> **Required task**
Report the count of lines that carry the string "Human", and add nothing.

### Stored data ###

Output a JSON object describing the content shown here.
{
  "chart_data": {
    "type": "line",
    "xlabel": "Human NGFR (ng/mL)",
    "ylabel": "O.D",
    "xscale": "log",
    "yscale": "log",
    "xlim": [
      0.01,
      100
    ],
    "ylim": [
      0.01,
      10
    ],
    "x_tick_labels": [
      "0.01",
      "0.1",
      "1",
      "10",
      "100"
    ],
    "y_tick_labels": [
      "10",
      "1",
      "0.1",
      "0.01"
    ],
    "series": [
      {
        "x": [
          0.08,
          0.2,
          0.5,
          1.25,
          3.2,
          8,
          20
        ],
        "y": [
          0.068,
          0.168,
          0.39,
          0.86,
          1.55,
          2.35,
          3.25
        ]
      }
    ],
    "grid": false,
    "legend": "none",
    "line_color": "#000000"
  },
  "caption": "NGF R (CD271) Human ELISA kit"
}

###

> **Exercise solution**
2